Objective: Can you arrange the entries from the line with "value-label: 28 <box>743 427 757 441</box>" up to and including the line with "bar-1-3 <box>715 440 784 603</box>" as a JSON list of strings, one string per line, skipping any blank lines?
start
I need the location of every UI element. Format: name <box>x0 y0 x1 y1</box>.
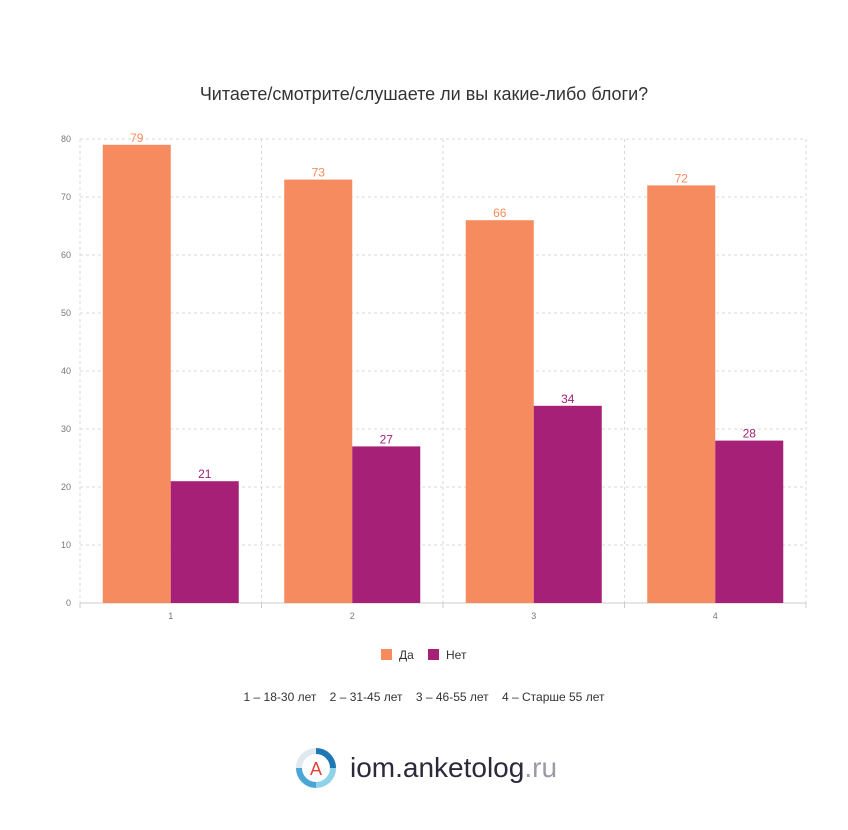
value-label: 28 <box>743 427 757 441</box>
y-tick-label: 0 <box>66 598 71 608</box>
y-tick-label: 70 <box>61 192 71 202</box>
x-tick-label: 3 <box>531 611 536 621</box>
bar-0-3 <box>647 185 716 603</box>
value-label: 21 <box>198 467 212 481</box>
y-tick-label: 30 <box>61 424 71 434</box>
y-tick-label: 50 <box>61 308 71 318</box>
bar-1-3 <box>715 440 784 603</box>
value-label: 72 <box>675 171 689 185</box>
brand-name: iom.anketolog.ru <box>350 752 557 783</box>
x-tick-label: 1 <box>168 611 173 621</box>
y-tick-label: 20 <box>61 482 71 492</box>
grid <box>79 138 807 603</box>
value-label: 73 <box>312 166 326 180</box>
y-tick-label: 40 <box>61 366 71 376</box>
value-label: 34 <box>561 392 575 406</box>
legend-swatch <box>381 649 392 660</box>
bar-0-1 <box>284 179 353 603</box>
bar-0-0 <box>102 144 171 604</box>
logo-letter: A <box>310 759 322 779</box>
chart-title: Читаете/смотрите/слушаете ли вы какие-ли… <box>200 84 648 104</box>
y-tick-label: 80 <box>61 134 71 144</box>
y-tick-label: 10 <box>61 540 71 550</box>
value-labels: 79 21 73 27 66 34 72 28 <box>130 131 756 481</box>
anketolog-logo-icon: A <box>296 748 336 788</box>
value-label: 79 <box>130 131 144 145</box>
bar-1-1 <box>352 446 421 603</box>
bar-1-0 <box>170 481 239 603</box>
x-tick-label: 2 <box>350 611 355 621</box>
brand-logo: A iom.anketolog.ru <box>296 748 557 788</box>
bar-1-2 <box>533 405 602 603</box>
legend: Да Нет <box>381 648 467 662</box>
value-label: 27 <box>380 432 394 446</box>
category-note: 1 – 18-30 лет 2 – 31-45 лет 3 – 46-55 ле… <box>244 690 605 704</box>
legend-swatch <box>428 649 439 660</box>
legend-label: Нет <box>446 648 467 662</box>
legend-label: Да <box>399 648 414 662</box>
value-label: 66 <box>493 206 507 220</box>
x-tick-label: 4 <box>713 611 718 621</box>
bar-0-2 <box>465 220 534 603</box>
y-tick-label: 60 <box>61 250 71 260</box>
bars <box>102 144 784 604</box>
end
Solution for this exercise:
[
  "value-label: 28 <box>743 427 757 441</box>",
  "y-tick-label: 0 <box>66 598 71 608</box>",
  "y-tick-label: 70 <box>61 192 71 202</box>",
  "x-tick-label: 3 <box>531 611 536 621</box>",
  "bar-0-3 <box>647 185 716 603</box>",
  "value-label: 21 <box>198 467 212 481</box>",
  "y-tick-label: 30 <box>61 424 71 434</box>",
  "y-tick-label: 50 <box>61 308 71 318</box>",
  "bar-1-3 <box>715 440 784 603</box>"
]